# DATA FOR THE TASK start

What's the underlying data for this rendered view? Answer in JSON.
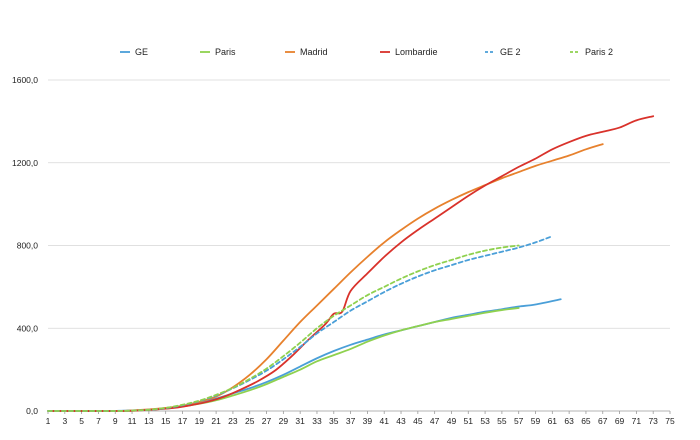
{
  "chart_data": {
    "type": "line",
    "title": "",
    "xlabel": "",
    "ylabel": "",
    "xlim": [
      1,
      75
    ],
    "ylim": [
      0,
      1600
    ],
    "x_ticks": [
      1,
      3,
      5,
      7,
      9,
      11,
      13,
      15,
      17,
      19,
      21,
      23,
      25,
      27,
      29,
      31,
      33,
      35,
      37,
      39,
      41,
      43,
      45,
      47,
      49,
      51,
      53,
      55,
      57,
      59,
      61,
      63,
      65,
      67,
      69,
      71,
      73,
      75
    ],
    "y_ticks": [
      {
        "value": 0,
        "label": "0,0"
      },
      {
        "value": 400,
        "label": "400,0"
      },
      {
        "value": 800,
        "label": "800,0"
      },
      {
        "value": 1200,
        "label": "1200,0"
      },
      {
        "value": 1600,
        "label": "1600,0"
      }
    ],
    "grid": "horizontal",
    "legend_position": "top",
    "series": [
      {
        "name": "GE",
        "color": "#4a9fd8",
        "dash": "solid",
        "points": [
          [
            1,
            0
          ],
          [
            8,
            0
          ],
          [
            10,
            2
          ],
          [
            13,
            6
          ],
          [
            15,
            14
          ],
          [
            17,
            25
          ],
          [
            19,
            40
          ],
          [
            21,
            60
          ],
          [
            23,
            85
          ],
          [
            25,
            110
          ],
          [
            27,
            140
          ],
          [
            29,
            175
          ],
          [
            31,
            215
          ],
          [
            33,
            255
          ],
          [
            35,
            290
          ],
          [
            37,
            320
          ],
          [
            39,
            345
          ],
          [
            41,
            370
          ],
          [
            43,
            390
          ],
          [
            45,
            410
          ],
          [
            47,
            430
          ],
          [
            49,
            450
          ],
          [
            51,
            465
          ],
          [
            53,
            480
          ],
          [
            55,
            492
          ],
          [
            57,
            505
          ],
          [
            59,
            515
          ],
          [
            62,
            540
          ]
        ]
      },
      {
        "name": "Paris",
        "color": "#8fd14f",
        "dash": "solid",
        "points": [
          [
            1,
            0
          ],
          [
            9,
            0
          ],
          [
            11,
            2
          ],
          [
            13,
            6
          ],
          [
            15,
            12
          ],
          [
            17,
            22
          ],
          [
            19,
            35
          ],
          [
            21,
            52
          ],
          [
            23,
            75
          ],
          [
            25,
            100
          ],
          [
            27,
            130
          ],
          [
            29,
            165
          ],
          [
            31,
            200
          ],
          [
            33,
            240
          ],
          [
            35,
            270
          ],
          [
            37,
            300
          ],
          [
            39,
            335
          ],
          [
            41,
            365
          ],
          [
            43,
            390
          ],
          [
            45,
            410
          ],
          [
            47,
            430
          ],
          [
            49,
            445
          ],
          [
            51,
            460
          ],
          [
            53,
            475
          ],
          [
            55,
            488
          ],
          [
            57,
            498
          ]
        ]
      },
      {
        "name": "Madrid",
        "color": "#e7812d",
        "dash": "solid",
        "points": [
          [
            1,
            0
          ],
          [
            9,
            0
          ],
          [
            11,
            3
          ],
          [
            13,
            8
          ],
          [
            15,
            15
          ],
          [
            17,
            25
          ],
          [
            19,
            45
          ],
          [
            21,
            70
          ],
          [
            23,
            115
          ],
          [
            25,
            175
          ],
          [
            27,
            250
          ],
          [
            29,
            340
          ],
          [
            31,
            430
          ],
          [
            33,
            510
          ],
          [
            35,
            590
          ],
          [
            37,
            670
          ],
          [
            39,
            745
          ],
          [
            41,
            815
          ],
          [
            43,
            875
          ],
          [
            45,
            930
          ],
          [
            47,
            978
          ],
          [
            49,
            1020
          ],
          [
            51,
            1058
          ],
          [
            53,
            1092
          ],
          [
            55,
            1125
          ],
          [
            57,
            1155
          ],
          [
            59,
            1185
          ],
          [
            61,
            1210
          ],
          [
            63,
            1235
          ],
          [
            65,
            1265
          ],
          [
            67,
            1290
          ]
        ]
      },
      {
        "name": "Lombardie",
        "color": "#d9322b",
        "dash": "solid",
        "points": [
          [
            1,
            0
          ],
          [
            10,
            0
          ],
          [
            12,
            3
          ],
          [
            14,
            8
          ],
          [
            16,
            15
          ],
          [
            18,
            28
          ],
          [
            20,
            45
          ],
          [
            22,
            70
          ],
          [
            24,
            105
          ],
          [
            26,
            145
          ],
          [
            28,
            195
          ],
          [
            30,
            265
          ],
          [
            32,
            345
          ],
          [
            34,
            420
          ],
          [
            35,
            470
          ],
          [
            36,
            480
          ],
          [
            37,
            580
          ],
          [
            39,
            665
          ],
          [
            41,
            745
          ],
          [
            43,
            815
          ],
          [
            45,
            875
          ],
          [
            47,
            930
          ],
          [
            49,
            985
          ],
          [
            51,
            1040
          ],
          [
            53,
            1090
          ],
          [
            55,
            1135
          ],
          [
            57,
            1180
          ],
          [
            59,
            1220
          ],
          [
            61,
            1265
          ],
          [
            63,
            1300
          ],
          [
            65,
            1330
          ],
          [
            67,
            1350
          ],
          [
            69,
            1370
          ],
          [
            71,
            1405
          ],
          [
            73,
            1425
          ]
        ]
      },
      {
        "name": "GE 2",
        "color": "#4a9fd8",
        "dash": "dashed",
        "points": [
          [
            1,
            0
          ],
          [
            9,
            0
          ],
          [
            11,
            2
          ],
          [
            13,
            6
          ],
          [
            15,
            14
          ],
          [
            17,
            28
          ],
          [
            19,
            48
          ],
          [
            21,
            75
          ],
          [
            23,
            110
          ],
          [
            25,
            150
          ],
          [
            27,
            195
          ],
          [
            29,
            250
          ],
          [
            31,
            310
          ],
          [
            33,
            375
          ],
          [
            35,
            430
          ],
          [
            37,
            485
          ],
          [
            39,
            530
          ],
          [
            41,
            575
          ],
          [
            43,
            615
          ],
          [
            45,
            650
          ],
          [
            47,
            680
          ],
          [
            49,
            705
          ],
          [
            51,
            730
          ],
          [
            53,
            750
          ],
          [
            55,
            770
          ],
          [
            57,
            790
          ],
          [
            59,
            815
          ],
          [
            61,
            845
          ]
        ]
      },
      {
        "name": "Paris 2",
        "color": "#8fd14f",
        "dash": "dashed",
        "points": [
          [
            1,
            0
          ],
          [
            9,
            0
          ],
          [
            11,
            2
          ],
          [
            13,
            6
          ],
          [
            15,
            15
          ],
          [
            17,
            30
          ],
          [
            19,
            50
          ],
          [
            21,
            78
          ],
          [
            23,
            112
          ],
          [
            25,
            155
          ],
          [
            27,
            205
          ],
          [
            29,
            265
          ],
          [
            31,
            330
          ],
          [
            33,
            400
          ],
          [
            35,
            460
          ],
          [
            37,
            510
          ],
          [
            39,
            560
          ],
          [
            41,
            600
          ],
          [
            43,
            640
          ],
          [
            45,
            675
          ],
          [
            47,
            705
          ],
          [
            49,
            730
          ],
          [
            51,
            755
          ],
          [
            53,
            775
          ],
          [
            55,
            790
          ],
          [
            57,
            800
          ]
        ]
      }
    ]
  }
}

# DATA FOR THE TASK end

# EXERCISE INSTRUCTIONS:
Look through the entries above; copy every line holding the string "name".

# TASK RESULT:
        "name": "GE",
        "name": "Paris",
        "name": "Madrid",
        "name": "Lombardie",
        "name": "GE 2",
        "name": "Paris 2",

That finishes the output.